TEXT PASSAGE Start Marker
This touches on another major challenge: price. These drugs are expensive and there are increasing pressures on healthcare systems to make these drugs accessible. Affordability is a challenge with the industry exploring different models with payers including linking payment with patient outcomes . Pricing requires alignment of providers and payers, and that’s a complex evolving ecosystem.

How do you see these challenges being overcome?

For the industry to innovate, it needs to be able to make profits which in turn support fundamental R&D. This R&D is becoming more and more expensive, and the hurdles facing the industry are growing as regulators and patients are increasingly concerned with and aware of safety issues. People rightly want better and more efficacious drugs, but it means more research and that translates to more expensive. As the drugs become more complex, for example gene therapies, the cost increases exponentially.

From an industry perspective we can become more efficient, with technology driving down some of the costs associated with manufacturing. There are technologies coming to market that have already increased capacity in the industry, for example single-use bioreactors (disposable manufacturing platforms) which have not only expanded capacity but also driven down costs of establishing these facilities.

There are also increasingly tools available to help recruit the right types of patients we need for testing, with better stratification making for better trial design. Increasing understanding of why some drugs work in some patients and not others is enabling the selection and tailoring of medicines at the individual level, in effect personalised medicines. Personalised medicine is an emerging practice of medicine that uses an individual's genetic profile to guide decisions made in regard to the prevention, diagnosis, and treatment of disease. Knowledge of a patient's genetic profile can help prescribers select the proper medication or therapy and administer it using the appropriate dose or regimen. 

Following several decades of producing complex biologicals like antibodies has increased in our understanding of how to produce and use biologicals and the development of more standardised platform manufacturing processes. You can essentially take the recipe off the shelf and make your drug – typically some “tinkering” is still required but the platform does create efficiency.

Importantly, regulators are standardising and aligning guidance globally, moving to common templates for submission of data for review so you don’t have to tailor documents for each country submission.

Where do you see the most innovation over the next five years?

The US and Asia will win this for three primary reasons: access to capital is significantly greater in the US and Asia, they are less risk-averse and so more prepared to invest in innovation combined with an established culture of entrepreneurship.

The UK and EU is too fragmented at the moment, with too many smaller companies lacking scale. The UK government is making attempts to redress this but as it stands today, there is a long way to go before it actually has a meaningful impact and support needs to be more co-ordinated. As an example, the recent proposed changes to R&D tax credits is but one example of an action that undermines innovation and investment in the UK.

Dee Athwal has been a pharma and biotech adviser for over 15 years, is CEO of Complement Therapeutics and previously held senior roles at Capella Bioscience and UCB.
TEXT PASSAGE End Marker
RAW DATA Start Marker
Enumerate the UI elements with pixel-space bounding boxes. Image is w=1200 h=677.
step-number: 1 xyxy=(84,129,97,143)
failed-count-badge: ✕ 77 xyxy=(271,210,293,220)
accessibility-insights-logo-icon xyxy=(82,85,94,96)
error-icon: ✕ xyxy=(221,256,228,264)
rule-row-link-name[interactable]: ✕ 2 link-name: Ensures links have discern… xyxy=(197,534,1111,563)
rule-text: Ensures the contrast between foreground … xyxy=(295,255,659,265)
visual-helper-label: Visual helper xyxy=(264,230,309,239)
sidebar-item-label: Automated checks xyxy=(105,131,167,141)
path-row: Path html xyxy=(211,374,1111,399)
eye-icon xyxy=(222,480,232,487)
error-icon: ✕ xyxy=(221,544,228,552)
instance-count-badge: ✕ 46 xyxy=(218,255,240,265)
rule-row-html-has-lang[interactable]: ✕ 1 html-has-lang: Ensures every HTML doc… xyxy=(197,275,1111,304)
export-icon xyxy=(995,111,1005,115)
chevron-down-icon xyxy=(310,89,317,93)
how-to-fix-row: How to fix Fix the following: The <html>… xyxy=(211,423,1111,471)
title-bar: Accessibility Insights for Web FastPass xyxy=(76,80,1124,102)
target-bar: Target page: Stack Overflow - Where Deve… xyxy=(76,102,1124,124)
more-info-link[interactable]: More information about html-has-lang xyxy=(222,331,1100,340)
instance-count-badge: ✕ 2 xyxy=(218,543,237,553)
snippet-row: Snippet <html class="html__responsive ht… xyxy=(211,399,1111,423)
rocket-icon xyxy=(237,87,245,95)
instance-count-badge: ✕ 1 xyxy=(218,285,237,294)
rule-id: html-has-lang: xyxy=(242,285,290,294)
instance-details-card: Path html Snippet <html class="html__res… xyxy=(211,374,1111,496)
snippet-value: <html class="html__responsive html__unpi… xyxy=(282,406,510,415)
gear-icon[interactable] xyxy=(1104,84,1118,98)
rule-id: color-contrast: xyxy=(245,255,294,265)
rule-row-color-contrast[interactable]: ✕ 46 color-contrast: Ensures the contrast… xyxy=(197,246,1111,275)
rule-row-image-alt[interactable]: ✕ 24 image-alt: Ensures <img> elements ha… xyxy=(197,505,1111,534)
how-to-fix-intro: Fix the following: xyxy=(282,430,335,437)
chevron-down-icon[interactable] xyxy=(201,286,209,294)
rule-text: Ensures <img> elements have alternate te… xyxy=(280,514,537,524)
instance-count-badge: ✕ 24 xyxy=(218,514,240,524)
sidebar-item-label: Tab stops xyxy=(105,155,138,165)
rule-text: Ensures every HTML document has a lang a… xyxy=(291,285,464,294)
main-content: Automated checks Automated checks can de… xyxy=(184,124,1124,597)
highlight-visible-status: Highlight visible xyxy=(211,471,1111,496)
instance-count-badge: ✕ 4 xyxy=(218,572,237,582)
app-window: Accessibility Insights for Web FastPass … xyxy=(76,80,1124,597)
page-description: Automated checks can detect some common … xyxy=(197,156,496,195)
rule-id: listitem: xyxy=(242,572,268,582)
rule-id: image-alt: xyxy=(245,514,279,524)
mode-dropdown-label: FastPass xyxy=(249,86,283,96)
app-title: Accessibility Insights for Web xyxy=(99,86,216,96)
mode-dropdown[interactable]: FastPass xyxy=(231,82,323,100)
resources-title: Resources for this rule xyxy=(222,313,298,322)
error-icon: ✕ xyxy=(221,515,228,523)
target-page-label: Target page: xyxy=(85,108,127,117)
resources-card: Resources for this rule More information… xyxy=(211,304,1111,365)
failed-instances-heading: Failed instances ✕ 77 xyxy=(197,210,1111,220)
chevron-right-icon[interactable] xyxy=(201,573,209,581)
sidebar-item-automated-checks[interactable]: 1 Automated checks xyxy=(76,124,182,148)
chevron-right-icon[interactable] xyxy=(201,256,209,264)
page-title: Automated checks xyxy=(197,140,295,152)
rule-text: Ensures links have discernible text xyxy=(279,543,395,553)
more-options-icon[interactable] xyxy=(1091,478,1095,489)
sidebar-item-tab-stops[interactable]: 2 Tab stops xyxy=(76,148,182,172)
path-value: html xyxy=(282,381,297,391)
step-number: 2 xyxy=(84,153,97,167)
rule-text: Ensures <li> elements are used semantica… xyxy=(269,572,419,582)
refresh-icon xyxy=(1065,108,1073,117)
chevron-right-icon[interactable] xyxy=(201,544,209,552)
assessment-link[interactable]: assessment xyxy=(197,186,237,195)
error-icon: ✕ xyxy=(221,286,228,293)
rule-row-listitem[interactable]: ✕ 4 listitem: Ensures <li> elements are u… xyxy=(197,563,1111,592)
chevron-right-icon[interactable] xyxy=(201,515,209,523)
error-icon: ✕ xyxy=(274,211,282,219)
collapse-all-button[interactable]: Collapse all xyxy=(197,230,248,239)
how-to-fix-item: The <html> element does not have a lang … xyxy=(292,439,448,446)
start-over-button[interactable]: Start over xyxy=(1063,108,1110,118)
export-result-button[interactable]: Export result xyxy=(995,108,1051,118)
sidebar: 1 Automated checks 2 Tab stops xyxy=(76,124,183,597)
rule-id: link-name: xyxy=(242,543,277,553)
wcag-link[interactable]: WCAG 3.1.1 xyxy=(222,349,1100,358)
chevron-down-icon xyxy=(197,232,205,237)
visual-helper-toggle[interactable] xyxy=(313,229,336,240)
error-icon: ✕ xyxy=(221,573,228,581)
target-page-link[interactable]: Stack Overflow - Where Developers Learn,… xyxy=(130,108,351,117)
RAW DATA End Marker
**LIST OF TASKS:**
**A.** Say whether each statement agrees with the interview text. Answer yes or no for each, and quote the deciding words of the text.
(i) Single-use bioreactors have lowered the cost of establishing manufacturing facilities.
(ii) The UK and EU are held back by having too many large companies.
(iii) Regulators are moving toward requiring documents tailored to each country's submission.
**B.** Rewrite the part of the interview text that opens with "Where do you" and closes with "investment in the UK.", renaming "innovation" as "progress" throughout.

**RESPONSES FOR EACH TASK:**
**A.**
(i) Yes: "which have not only expanded capacity but also driven down costs of establishing these facilities"
(ii) No: "with too many smaller companies lacking scale"
(iii) No: "moving to common templates for submission of data for review so you don’t have to tailor documents for each country submission"

**B.**
Where do you see the most progress over the next five years?

The US and Asia will win this for three primary reasons: access to capital is significantly greater in the US and Asia, they are less risk-averse and so more prepared to invest in progress combined with an established culture of entrepreneurship.

The UK and EU is too fragmented at the moment, with too many smaller companies lacking scale. The UK government is making attempts to redress this but as it stands today, there is a long way to go before it actually has a meaningful impact and support needs to be more co-ordinated. As an example, the recent proposed changes to R&D tax credits is but one example of an action that undermines progress and investment in the UK.